• _Problem description_
Within the material below, find each line bearing the word "time" and present it.

--- BEGIN Information provided ---

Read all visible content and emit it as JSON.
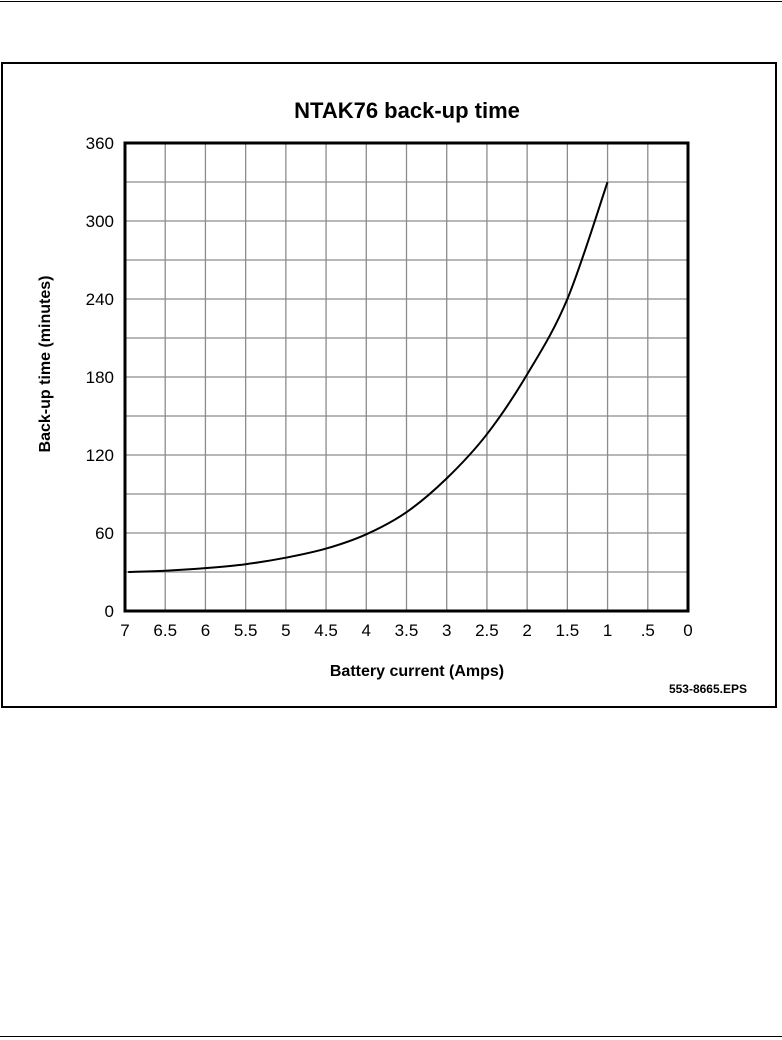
{
  "chart_data": {
    "type": "line",
    "title": "NTAK76 back-up time",
    "xlabel": "Battery current (Amps)",
    "ylabel": "Back-up time (minutes)",
    "xlim": [
      7,
      0
    ],
    "ylim": [
      0,
      360
    ],
    "x_ticks": [
      "7",
      "6.5",
      "6",
      "5.5",
      "5",
      "4.5",
      "4",
      "3.5",
      "3",
      "2.5",
      "2",
      "1.5",
      "1",
      ".5",
      "0"
    ],
    "y_ticks": [
      "0",
      "60",
      "120",
      "180",
      "240",
      "300",
      "360"
    ],
    "grid": true,
    "series": [
      {
        "x": [
          6.96,
          6.5,
          6.0,
          5.5,
          5.0,
          4.5,
          4.0,
          3.5,
          3.0,
          2.5,
          2.0,
          1.5,
          1.0
        ],
        "y": [
          30,
          31,
          33,
          36,
          41,
          48,
          59,
          76,
          102,
          136,
          182,
          240,
          330
        ]
      }
    ],
    "figure_ref": "553-8665.EPS"
  }
}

--- END Information provided ---

• _Result of the exercise_
    "title": "NTAK76 back-up time",
    "ylabel": "Back-up time (minutes)",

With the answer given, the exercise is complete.